» **Work instructions**
Copy the records from the line with "Find all labels, buttons, inputs, and" to the line with "label: en épaisseur [648,364,732,383]", changing "data-point" to "data point" and keeping everything else the same. Leave the pictures out of your answer.

» **Material**
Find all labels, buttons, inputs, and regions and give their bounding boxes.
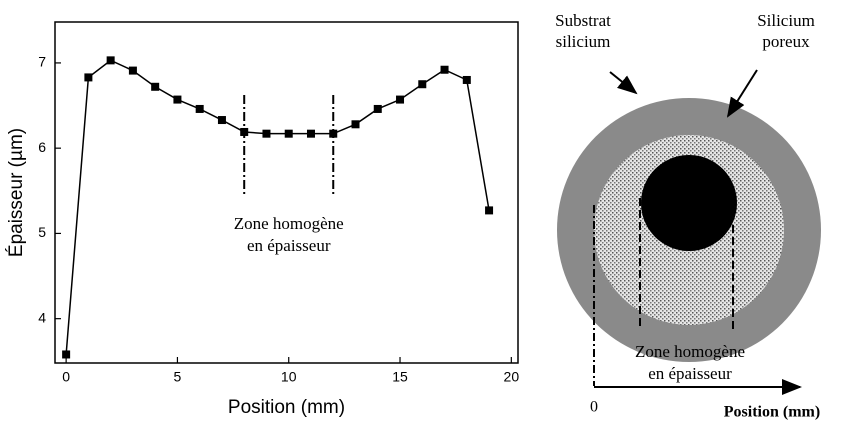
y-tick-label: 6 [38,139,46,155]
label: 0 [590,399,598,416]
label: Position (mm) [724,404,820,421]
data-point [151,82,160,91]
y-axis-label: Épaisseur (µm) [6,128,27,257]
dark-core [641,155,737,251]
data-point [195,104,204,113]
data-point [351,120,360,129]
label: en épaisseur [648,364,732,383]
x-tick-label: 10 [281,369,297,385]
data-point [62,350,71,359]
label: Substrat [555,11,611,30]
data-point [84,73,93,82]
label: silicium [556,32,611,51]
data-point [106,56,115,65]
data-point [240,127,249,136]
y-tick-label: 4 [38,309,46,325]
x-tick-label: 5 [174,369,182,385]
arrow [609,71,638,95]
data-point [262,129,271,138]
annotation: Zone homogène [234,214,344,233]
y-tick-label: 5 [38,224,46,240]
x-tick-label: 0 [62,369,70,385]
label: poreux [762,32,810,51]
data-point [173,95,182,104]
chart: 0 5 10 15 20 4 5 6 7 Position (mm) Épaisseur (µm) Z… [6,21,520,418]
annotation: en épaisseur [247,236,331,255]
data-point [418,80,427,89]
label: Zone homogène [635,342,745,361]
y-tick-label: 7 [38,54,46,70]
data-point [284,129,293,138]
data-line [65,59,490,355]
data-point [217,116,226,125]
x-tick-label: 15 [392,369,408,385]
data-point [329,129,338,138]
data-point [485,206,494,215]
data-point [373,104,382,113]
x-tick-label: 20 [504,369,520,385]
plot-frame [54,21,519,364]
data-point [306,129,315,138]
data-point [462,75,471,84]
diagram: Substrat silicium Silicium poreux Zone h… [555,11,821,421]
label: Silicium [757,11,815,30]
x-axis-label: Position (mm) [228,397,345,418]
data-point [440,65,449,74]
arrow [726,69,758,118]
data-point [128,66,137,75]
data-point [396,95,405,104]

---

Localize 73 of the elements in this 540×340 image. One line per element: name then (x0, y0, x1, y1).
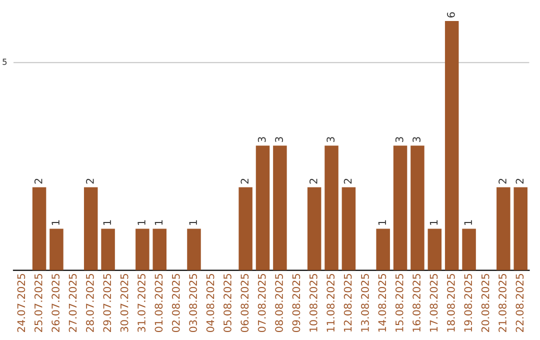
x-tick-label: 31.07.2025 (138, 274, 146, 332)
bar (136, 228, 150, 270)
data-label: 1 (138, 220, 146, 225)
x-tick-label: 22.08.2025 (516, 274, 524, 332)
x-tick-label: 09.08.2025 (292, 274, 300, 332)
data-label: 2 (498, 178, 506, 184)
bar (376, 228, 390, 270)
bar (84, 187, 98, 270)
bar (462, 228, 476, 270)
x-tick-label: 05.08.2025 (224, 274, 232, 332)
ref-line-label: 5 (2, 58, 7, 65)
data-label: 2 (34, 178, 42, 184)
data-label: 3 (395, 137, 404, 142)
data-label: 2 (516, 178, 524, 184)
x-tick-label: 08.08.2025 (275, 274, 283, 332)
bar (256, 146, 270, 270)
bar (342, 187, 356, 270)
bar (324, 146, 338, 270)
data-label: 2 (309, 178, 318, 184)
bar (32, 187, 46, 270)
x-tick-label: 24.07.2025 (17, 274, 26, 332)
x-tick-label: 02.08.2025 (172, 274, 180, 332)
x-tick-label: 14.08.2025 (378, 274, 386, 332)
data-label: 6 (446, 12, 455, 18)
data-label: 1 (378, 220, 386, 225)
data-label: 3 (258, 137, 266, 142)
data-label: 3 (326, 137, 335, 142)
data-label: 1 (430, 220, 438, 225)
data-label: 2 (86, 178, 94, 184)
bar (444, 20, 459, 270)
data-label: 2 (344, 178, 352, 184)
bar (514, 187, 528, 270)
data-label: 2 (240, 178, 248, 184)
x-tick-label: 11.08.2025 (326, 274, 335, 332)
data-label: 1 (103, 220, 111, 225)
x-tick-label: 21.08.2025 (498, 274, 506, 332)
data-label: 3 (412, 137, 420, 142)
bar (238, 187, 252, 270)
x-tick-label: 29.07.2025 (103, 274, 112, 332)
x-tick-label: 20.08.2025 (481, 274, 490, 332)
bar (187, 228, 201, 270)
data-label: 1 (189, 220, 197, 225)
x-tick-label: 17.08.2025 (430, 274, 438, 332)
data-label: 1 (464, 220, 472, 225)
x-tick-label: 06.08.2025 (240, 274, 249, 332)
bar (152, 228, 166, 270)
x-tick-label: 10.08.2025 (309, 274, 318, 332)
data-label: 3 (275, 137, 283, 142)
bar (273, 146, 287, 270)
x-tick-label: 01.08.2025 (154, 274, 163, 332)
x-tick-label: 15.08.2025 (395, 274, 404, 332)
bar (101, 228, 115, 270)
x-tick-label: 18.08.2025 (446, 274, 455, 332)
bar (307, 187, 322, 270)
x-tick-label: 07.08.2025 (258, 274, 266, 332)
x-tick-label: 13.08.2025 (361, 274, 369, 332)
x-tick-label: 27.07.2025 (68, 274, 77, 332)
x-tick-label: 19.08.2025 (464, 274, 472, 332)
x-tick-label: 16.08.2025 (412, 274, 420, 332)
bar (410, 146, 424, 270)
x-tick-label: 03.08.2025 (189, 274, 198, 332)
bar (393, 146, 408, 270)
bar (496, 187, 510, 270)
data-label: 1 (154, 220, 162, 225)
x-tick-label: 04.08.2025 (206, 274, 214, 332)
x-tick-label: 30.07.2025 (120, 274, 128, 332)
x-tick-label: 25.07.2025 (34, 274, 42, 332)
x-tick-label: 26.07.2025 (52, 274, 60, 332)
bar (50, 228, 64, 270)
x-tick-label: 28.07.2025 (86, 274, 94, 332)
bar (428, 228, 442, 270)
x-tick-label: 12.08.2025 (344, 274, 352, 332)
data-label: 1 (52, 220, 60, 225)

* * *

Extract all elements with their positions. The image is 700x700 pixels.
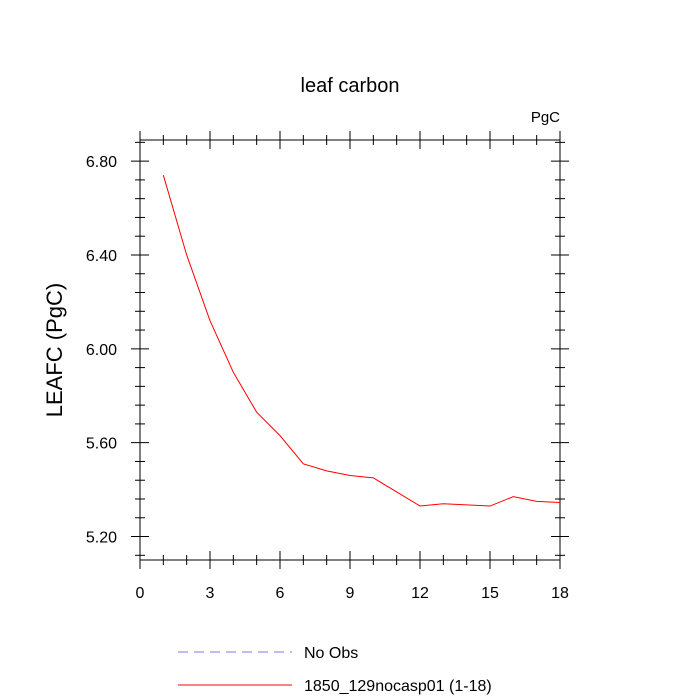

» **The completed task**
Find all labels, buttons, inputs, and regions and give their bounding boxes.
y-tick-label: 6 [38,139,46,155]
label: 0 [590,399,598,416]
label: Position (mm) [724,404,820,421]
data point [151,82,160,91]
y-axis-label: Épaisseur (µm) [6,128,27,257]
dark-core [641,155,737,251]
data point [195,104,204,113]
data point [351,120,360,129]
label: en épaisseur [648,364,732,383]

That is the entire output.